>> Begin

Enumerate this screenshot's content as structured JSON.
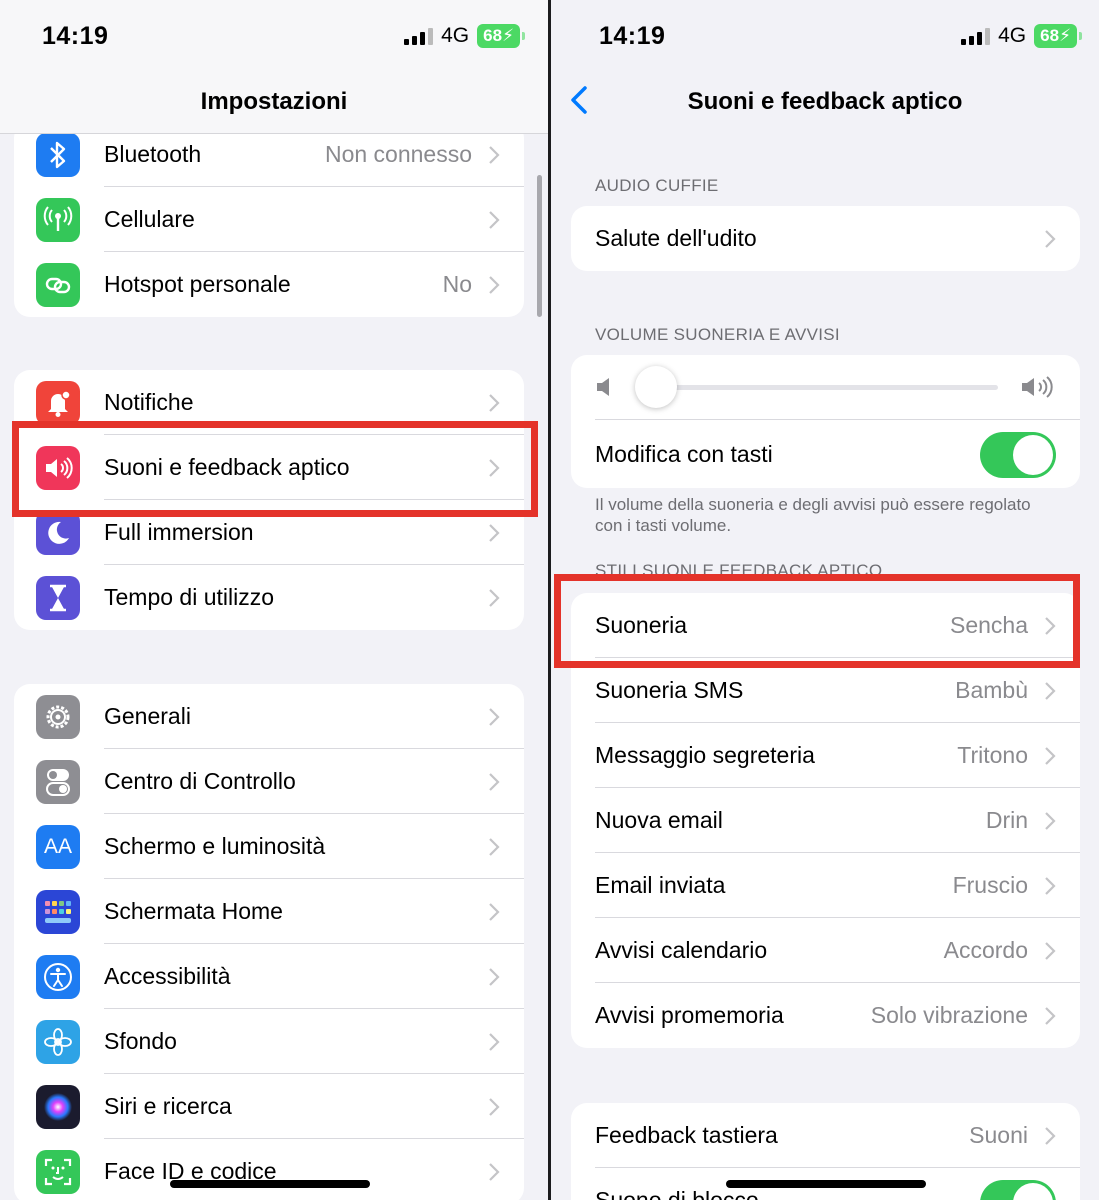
{
  "colors": {
    "highlight_box": "#e4332a",
    "ios_blue": "#007aff",
    "toggle_on": "#34c759",
    "battery_green": "#4cd964"
  },
  "left_screen": {
    "status": {
      "time": "14:19",
      "network": "4G",
      "battery": "68"
    },
    "title": "Impostazioni",
    "groups": [
      {
        "items": [
          {
            "label": "Bluetooth",
            "value": "Non connesso",
            "icon": "bluetooth-icon",
            "color": "#1e7cf2"
          },
          {
            "label": "Cellulare",
            "value": "",
            "icon": "antenna-icon",
            "color": "#34c759"
          },
          {
            "label": "Hotspot personale",
            "value": "No",
            "icon": "hotspot-icon",
            "color": "#34c759"
          }
        ]
      },
      {
        "items": [
          {
            "label": "Notifiche",
            "value": "",
            "icon": "bell-icon",
            "color": "#f0443a"
          },
          {
            "label": "Suoni e feedback aptico",
            "value": "",
            "icon": "speaker-icon",
            "color": "#f0365a"
          },
          {
            "label": "Full immersion",
            "value": "",
            "icon": "moon-icon",
            "color": "#5c51d6"
          },
          {
            "label": "Tempo di utilizzo",
            "value": "",
            "icon": "hourglass-icon",
            "color": "#5c51d6"
          }
        ]
      },
      {
        "items": [
          {
            "label": "Generali",
            "value": "",
            "icon": "gear-icon",
            "color": "#8e8e93"
          },
          {
            "label": "Centro di Controllo",
            "value": "",
            "icon": "switches-icon",
            "color": "#8e8e93"
          },
          {
            "label": "Schermo e luminosità",
            "value": "",
            "icon": "text-size-icon",
            "color": "#1e7cf2"
          },
          {
            "label": "Schermata Home",
            "value": "",
            "icon": "home-grid-icon",
            "color": "#2b46d6"
          },
          {
            "label": "Accessibilità",
            "value": "",
            "icon": "accessibility-icon",
            "color": "#1e7cf2"
          },
          {
            "label": "Sfondo",
            "value": "",
            "icon": "flower-icon",
            "color": "#2ea3e6"
          },
          {
            "label": "Siri e ricerca",
            "value": "",
            "icon": "siri-icon",
            "color": "#1b1b2e"
          },
          {
            "label": "Face ID e codice",
            "value": "",
            "icon": "face-id-icon",
            "color": "#34c759"
          }
        ]
      }
    ],
    "icon_text": {
      "text_size": "AA"
    }
  },
  "right_screen": {
    "status": {
      "time": "14:19",
      "network": "4G",
      "battery": "68"
    },
    "title": "Suoni e feedback aptico",
    "audio_section": {
      "header": "AUDIO CUFFIE",
      "items": [
        {
          "label": "Salute dell'udito"
        }
      ]
    },
    "volume_section": {
      "header": "VOLUME SUONERIA E AVVISI",
      "volume_level": 0.0,
      "toggle_label": "Modifica con tasti",
      "toggle_on": true,
      "footnote": "Il volume della suoneria e degli avvisi può essere regolato con i tasti volume."
    },
    "styles_section": {
      "header": "STILI SUONI E FEEDBACK APTICO",
      "items": [
        {
          "label": "Suoneria",
          "value": "Sencha"
        },
        {
          "label": "Suoneria SMS",
          "value": "Bambù"
        },
        {
          "label": "Messaggio segreteria",
          "value": "Tritono"
        },
        {
          "label": "Nuova email",
          "value": "Drin"
        },
        {
          "label": "Email inviata",
          "value": "Fruscio"
        },
        {
          "label": "Avvisi calendario",
          "value": "Accordo"
        },
        {
          "label": "Avvisi promemoria",
          "value": "Solo vibrazione"
        }
      ]
    },
    "keyboard_section": {
      "items": [
        {
          "label": "Feedback tastiera",
          "value": "Suoni"
        },
        {
          "label": "Suono di blocco",
          "value": ""
        }
      ]
    }
  }
}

>> End

Reproduce the whole listing above word for word, but not its pictures.

## Task solution
Enumerate this screenshot's content as structured JSON.
{
  "colors": {
    "highlight_box": "#e4332a",
    "ios_blue": "#007aff",
    "toggle_on": "#34c759",
    "battery_green": "#4cd964"
  },
  "left_screen": {
    "status": {
      "time": "14:19",
      "network": "4G",
      "battery": "68"
    },
    "title": "Impostazioni",
    "groups": [
      {
        "items": [
          {
            "label": "Bluetooth",
            "value": "Non connesso",
            "icon": "bluetooth-icon",
            "color": "#1e7cf2"
          },
          {
            "label": "Cellulare",
            "value": "",
            "icon": "antenna-icon",
            "color": "#34c759"
          },
          {
            "label": "Hotspot personale",
            "value": "No",
            "icon": "hotspot-icon",
            "color": "#34c759"
          }
        ]
      },
      {
        "items": [
          {
            "label": "Notifiche",
            "value": "",
            "icon": "bell-icon",
            "color": "#f0443a"
          },
          {
            "label": "Suoni e feedback aptico",
            "value": "",
            "icon": "speaker-icon",
            "color": "#f0365a"
          },
          {
            "label": "Full immersion",
            "value": "",
            "icon": "moon-icon",
            "color": "#5c51d6"
          },
          {
            "label": "Tempo di utilizzo",
            "value": "",
            "icon": "hourglass-icon",
            "color": "#5c51d6"
          }
        ]
      },
      {
        "items": [
          {
            "label": "Generali",
            "value": "",
            "icon": "gear-icon",
            "color": "#8e8e93"
          },
          {
            "label": "Centro di Controllo",
            "value": "",
            "icon": "switches-icon",
            "color": "#8e8e93"
          },
          {
            "label": "Schermo e luminosità",
            "value": "",
            "icon": "text-size-icon",
            "color": "#1e7cf2"
          },
          {
            "label": "Schermata Home",
            "value": "",
            "icon": "home-grid-icon",
            "color": "#2b46d6"
          },
          {
            "label": "Accessibilità",
            "value": "",
            "icon": "accessibility-icon",
            "color": "#1e7cf2"
          },
          {
            "label": "Sfondo",
            "value": "",
            "icon": "flower-icon",
            "color": "#2ea3e6"
          },
          {
            "label": "Siri e ricerca",
            "value": "",
            "icon": "siri-icon",
            "color": "#1b1b2e"
          },
          {
            "label": "Face ID e codice",
            "value": "",
            "icon": "face-id-icon",
            "color": "#34c759"
          }
        ]
      }
    ],
    "icon_text": {
      "text_size": "AA"
    }
  },
  "right_screen": {
    "status": {
      "time": "14:19",
      "network": "4G",
      "battery": "68"
    },
    "title": "Suoni e feedback aptico",
    "audio_section": {
      "header": "AUDIO CUFFIE",
      "items": [
        {
          "label": "Salute dell'udito"
        }
      ]
    },
    "volume_section": {
      "header": "VOLUME SUONERIA E AVVISI",
      "volume_level": 0.0,
      "toggle_label": "Modifica con tasti",
      "toggle_on": true,
      "footnote": "Il volume della suoneria e degli avvisi può essere regolato con i tasti volume."
    },
    "styles_section": {
      "header": "STILI SUONI E FEEDBACK APTICO",
      "items": [
        {
          "label": "Suoneria",
          "value": "Sencha"
        },
        {
          "label": "Suoneria SMS",
          "value": "Bambù"
        },
        {
          "label": "Messaggio segreteria",
          "value": "Tritono"
        },
        {
          "label": "Nuova email",
          "value": "Drin"
        },
        {
          "label": "Email inviata",
          "value": "Fruscio"
        },
        {
          "label": "Avvisi calendario",
          "value": "Accordo"
        },
        {
          "label": "Avvisi promemoria",
          "value": "Solo vibrazione"
        }
      ]
    },
    "keyboard_section": {
      "items": [
        {
          "label": "Feedback tastiera",
          "value": "Suoni"
        },
        {
          "label": "Suono di blocco",
          "value": ""
        }
      ]
    }
  }
}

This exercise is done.